— Exercise —
Copy out all lines where "Implied" appears.

— The input —
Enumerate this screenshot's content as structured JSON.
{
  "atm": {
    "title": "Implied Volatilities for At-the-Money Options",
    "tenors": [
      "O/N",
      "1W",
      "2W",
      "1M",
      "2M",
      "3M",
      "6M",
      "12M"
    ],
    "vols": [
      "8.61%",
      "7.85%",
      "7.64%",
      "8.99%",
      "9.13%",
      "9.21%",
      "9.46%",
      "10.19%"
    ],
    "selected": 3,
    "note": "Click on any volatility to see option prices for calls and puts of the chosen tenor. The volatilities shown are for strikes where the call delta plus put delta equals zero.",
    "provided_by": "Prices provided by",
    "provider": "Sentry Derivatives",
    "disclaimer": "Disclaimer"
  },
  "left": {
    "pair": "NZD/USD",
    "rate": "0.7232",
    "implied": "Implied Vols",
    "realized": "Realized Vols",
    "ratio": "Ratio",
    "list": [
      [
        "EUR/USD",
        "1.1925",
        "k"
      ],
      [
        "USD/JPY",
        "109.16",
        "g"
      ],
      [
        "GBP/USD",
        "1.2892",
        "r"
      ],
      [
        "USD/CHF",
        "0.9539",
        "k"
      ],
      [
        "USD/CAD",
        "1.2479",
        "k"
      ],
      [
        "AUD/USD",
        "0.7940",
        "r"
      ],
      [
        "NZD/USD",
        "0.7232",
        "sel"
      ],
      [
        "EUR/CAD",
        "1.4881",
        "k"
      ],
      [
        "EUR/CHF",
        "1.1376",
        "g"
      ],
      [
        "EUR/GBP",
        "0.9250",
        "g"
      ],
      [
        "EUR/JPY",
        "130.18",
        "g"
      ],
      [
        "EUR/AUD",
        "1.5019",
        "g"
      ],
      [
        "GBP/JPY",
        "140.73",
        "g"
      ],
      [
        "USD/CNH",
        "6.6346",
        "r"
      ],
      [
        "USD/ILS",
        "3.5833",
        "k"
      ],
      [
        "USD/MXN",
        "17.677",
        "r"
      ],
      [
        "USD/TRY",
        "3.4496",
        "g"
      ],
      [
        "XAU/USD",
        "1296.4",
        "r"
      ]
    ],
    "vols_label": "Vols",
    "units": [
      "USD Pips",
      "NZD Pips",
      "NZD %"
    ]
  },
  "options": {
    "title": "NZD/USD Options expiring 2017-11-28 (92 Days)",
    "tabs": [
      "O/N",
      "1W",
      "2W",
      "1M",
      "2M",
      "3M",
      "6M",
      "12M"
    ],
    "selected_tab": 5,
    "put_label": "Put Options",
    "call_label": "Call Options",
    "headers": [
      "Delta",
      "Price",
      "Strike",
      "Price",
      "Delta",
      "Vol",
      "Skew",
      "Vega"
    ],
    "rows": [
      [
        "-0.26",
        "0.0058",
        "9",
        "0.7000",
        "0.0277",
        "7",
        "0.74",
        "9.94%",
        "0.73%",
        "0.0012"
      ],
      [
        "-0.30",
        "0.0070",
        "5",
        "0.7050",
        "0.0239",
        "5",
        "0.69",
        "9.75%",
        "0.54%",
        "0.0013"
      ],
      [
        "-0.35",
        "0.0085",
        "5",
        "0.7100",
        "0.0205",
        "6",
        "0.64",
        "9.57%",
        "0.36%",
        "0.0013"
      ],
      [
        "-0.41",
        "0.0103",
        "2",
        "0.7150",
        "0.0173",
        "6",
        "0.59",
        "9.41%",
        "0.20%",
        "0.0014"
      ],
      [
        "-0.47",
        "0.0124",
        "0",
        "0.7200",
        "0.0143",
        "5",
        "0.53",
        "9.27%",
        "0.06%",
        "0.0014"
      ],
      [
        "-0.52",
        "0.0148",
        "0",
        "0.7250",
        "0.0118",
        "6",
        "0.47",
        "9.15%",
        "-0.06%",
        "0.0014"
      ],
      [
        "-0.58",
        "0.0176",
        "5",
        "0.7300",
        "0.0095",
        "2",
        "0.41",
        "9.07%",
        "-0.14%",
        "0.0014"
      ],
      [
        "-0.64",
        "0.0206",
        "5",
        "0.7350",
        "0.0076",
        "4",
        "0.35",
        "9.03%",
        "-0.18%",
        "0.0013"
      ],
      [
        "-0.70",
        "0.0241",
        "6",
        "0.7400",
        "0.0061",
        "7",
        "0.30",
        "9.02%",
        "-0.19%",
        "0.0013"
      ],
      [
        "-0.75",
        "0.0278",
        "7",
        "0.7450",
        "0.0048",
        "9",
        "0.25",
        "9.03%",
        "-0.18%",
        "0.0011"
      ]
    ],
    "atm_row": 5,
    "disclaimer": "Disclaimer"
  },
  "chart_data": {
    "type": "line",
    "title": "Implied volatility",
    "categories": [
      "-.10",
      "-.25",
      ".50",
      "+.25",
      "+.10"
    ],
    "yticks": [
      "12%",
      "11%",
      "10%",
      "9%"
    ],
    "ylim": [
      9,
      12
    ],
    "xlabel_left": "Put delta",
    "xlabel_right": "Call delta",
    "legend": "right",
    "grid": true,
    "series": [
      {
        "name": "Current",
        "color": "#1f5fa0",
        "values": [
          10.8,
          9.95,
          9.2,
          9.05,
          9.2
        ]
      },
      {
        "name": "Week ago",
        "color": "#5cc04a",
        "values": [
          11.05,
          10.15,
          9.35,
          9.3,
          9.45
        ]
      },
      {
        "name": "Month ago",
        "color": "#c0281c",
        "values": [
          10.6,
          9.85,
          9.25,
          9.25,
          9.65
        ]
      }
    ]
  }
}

— Written response —
    "title": "Implied Volatilities for At-the-Money Options",
    "implied": "Implied Vols",
    "title": "Implied volatility",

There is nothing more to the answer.